__TEXT FOR ANALYSIS__
8th Coordinating Minister for People's Welfare
- In office 17 March 1993 – 16 March 1998
- President: Suharto
- Preceded by: Soepardjo Rustam
- Succeeded by: Haryono Suyono

27th Minister of Transportation
- In office 23 March 1988 – 17 March 1993
- President: Suharto
- Preceded by: Rusmin Nuryadin
- Succeeded by: Haryanto Dhanutirto

4th Governor of West Sumatra
- In office 18 October 1977 – 30 October 1987
- Preceded by: Harun Zain
- Succeeded by: Hasan Basri Durin

Personal details
- Born: Azwar Anas 2 August 1931 Padang, Dutch East Indies
- Died: 5 March 2023 (aged 91) Jakarta, Indonesia
- Party: Golkar (Golongan Karya)
- Spouse: Djusmeini
- Children: 5
- Parents: Anas Malik Sutan Masabumi (father); Rakena Anas (mother);
- Education: Bandung Institute of Technology Syracuse University
- Occupation: Politician; bureaucrat; military officer;

= Azwar Anas =

Indonesian politician, bureaucrat and military officer (1931–2023)

Azwar Anas gelar Datuk Rajo Suleman (2 August 1931 – 5 March 2023), more colloquially referred to as Pak Anas, was an Indonesian politician, bureaucrat, and military officer. A member of the Golkar political party, he served in a number of positions during President Suharto's New Order regime. During his career in government, he served as the coordinating minister for people's welfare, minister of transportation, and governor of the province of West Sumatra.

Born in Padang, in what was then the West Sumatra Residency, he graduated from the Bandung Institute of Technology in 1959, and attended Syracuse University that same year. He then joined the military, and underwent military training at the Reserve Officers School in Bogor. After graduating he was appointed by President Sukarno as a first lieutenant. During his time in the military, he became the director of Semen Padang.

__WHAT YOU WILL DO__
(1) In the Azwar Anas biography, in what year did he graduate from the Bandung Institute of Technology?
(2) Name every person the Azwar Anas biography gives as his predecessor in an office.
(3) Write the next part of the Azwar Anas biography, picking up after its last sentence.
You can leave the rows aside; they aren't needed here.

__DATASET EXTRACT__
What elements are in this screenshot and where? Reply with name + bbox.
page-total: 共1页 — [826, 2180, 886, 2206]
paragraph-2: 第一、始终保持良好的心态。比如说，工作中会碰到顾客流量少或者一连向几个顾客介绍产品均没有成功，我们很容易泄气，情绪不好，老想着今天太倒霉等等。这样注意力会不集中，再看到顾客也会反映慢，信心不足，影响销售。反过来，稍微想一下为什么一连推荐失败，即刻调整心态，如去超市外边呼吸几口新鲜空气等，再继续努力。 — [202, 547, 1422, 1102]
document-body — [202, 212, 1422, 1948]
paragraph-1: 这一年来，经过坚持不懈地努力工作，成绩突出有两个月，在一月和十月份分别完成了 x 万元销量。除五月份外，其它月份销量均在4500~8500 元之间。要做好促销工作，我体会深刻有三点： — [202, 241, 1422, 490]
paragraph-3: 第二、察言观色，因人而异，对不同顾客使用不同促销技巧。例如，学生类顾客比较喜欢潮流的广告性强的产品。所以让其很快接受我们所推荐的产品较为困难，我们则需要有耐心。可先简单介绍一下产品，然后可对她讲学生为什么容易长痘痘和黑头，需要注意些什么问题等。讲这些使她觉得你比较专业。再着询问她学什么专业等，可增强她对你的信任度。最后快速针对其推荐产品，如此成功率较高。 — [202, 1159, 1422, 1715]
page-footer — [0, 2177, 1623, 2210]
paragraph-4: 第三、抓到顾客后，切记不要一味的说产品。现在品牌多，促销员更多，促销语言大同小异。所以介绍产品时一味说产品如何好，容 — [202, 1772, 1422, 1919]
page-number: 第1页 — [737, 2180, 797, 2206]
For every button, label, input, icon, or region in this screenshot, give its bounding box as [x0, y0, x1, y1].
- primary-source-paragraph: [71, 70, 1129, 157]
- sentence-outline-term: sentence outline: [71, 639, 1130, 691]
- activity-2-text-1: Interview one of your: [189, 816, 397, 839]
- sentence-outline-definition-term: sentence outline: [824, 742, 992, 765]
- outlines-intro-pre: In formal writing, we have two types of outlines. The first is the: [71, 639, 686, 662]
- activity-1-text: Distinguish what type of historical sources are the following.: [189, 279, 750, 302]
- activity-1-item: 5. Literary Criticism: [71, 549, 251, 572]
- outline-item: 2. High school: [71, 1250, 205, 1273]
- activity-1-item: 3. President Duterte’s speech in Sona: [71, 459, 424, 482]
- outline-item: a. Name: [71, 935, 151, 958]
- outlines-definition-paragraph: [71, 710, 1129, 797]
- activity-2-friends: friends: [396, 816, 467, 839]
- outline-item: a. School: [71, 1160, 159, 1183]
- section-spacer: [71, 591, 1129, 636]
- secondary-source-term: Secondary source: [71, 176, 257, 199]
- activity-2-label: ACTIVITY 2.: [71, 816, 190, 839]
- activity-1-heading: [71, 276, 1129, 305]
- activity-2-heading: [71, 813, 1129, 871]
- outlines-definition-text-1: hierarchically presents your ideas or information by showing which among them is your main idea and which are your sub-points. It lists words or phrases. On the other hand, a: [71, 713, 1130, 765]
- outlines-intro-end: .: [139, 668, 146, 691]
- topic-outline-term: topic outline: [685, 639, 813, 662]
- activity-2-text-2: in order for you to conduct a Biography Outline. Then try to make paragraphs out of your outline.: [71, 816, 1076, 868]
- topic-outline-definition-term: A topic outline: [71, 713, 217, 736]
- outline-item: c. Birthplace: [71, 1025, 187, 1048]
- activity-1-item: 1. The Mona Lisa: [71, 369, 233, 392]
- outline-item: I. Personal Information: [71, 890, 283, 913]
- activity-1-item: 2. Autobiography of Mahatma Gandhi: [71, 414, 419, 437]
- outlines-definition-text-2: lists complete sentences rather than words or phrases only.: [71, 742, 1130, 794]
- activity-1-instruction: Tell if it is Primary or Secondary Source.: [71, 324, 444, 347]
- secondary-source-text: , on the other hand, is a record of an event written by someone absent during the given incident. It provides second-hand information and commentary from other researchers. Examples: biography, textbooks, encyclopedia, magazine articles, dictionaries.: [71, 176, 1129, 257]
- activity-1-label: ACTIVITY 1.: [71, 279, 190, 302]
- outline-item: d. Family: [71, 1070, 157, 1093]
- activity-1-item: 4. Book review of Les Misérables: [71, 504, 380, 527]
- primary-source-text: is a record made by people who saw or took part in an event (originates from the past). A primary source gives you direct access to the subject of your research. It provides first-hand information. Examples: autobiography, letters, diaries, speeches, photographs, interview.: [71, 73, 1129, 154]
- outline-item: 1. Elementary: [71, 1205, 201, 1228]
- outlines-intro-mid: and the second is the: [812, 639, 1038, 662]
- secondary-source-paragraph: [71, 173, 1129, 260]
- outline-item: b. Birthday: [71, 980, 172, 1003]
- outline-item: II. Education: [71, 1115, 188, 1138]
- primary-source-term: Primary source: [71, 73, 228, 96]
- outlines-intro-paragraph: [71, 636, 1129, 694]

__SOLVED TASKS__
(1) 1959

(2) Soepardjo Rustam, Rusmin Nuryadin, Harun Zain

(3)
In 1977, he was elected as the governor of West Sumatra, following the end of Harun Zain's term. He served as governor for two terms, from 1977 until 1987. As governor, he was known for his religiosity and was popular among many West Sumatrans. After leaving the office of governor, he continued to serve in government. In 1988, he was appointed minister of transportation and later he was appointed the General Chair of the Football Association of Indonesia (PSSI) in 1991. Two years later, Azwar was appointed coordinating minister for people's welfare, before eventually leaving government in 1998.

==Death==
Azwar Anas died of respiratory illness in the CICU of Gatot Soebroto Army Hospital, Central Jakarta, on 5 March 2023, at 11.42 WIB at the age of 91 years after undergoing treatment for two months. His body was buried with a military ceremony the next day at Kalibata Heroes Cemetery led by Abdullah Mahmud Hendropriyono.

==Honours==
===National===
- Indonesia
  - Star of Mahaputera, (2nd Class) (Bintang Mahaputera Adipradana) (1992)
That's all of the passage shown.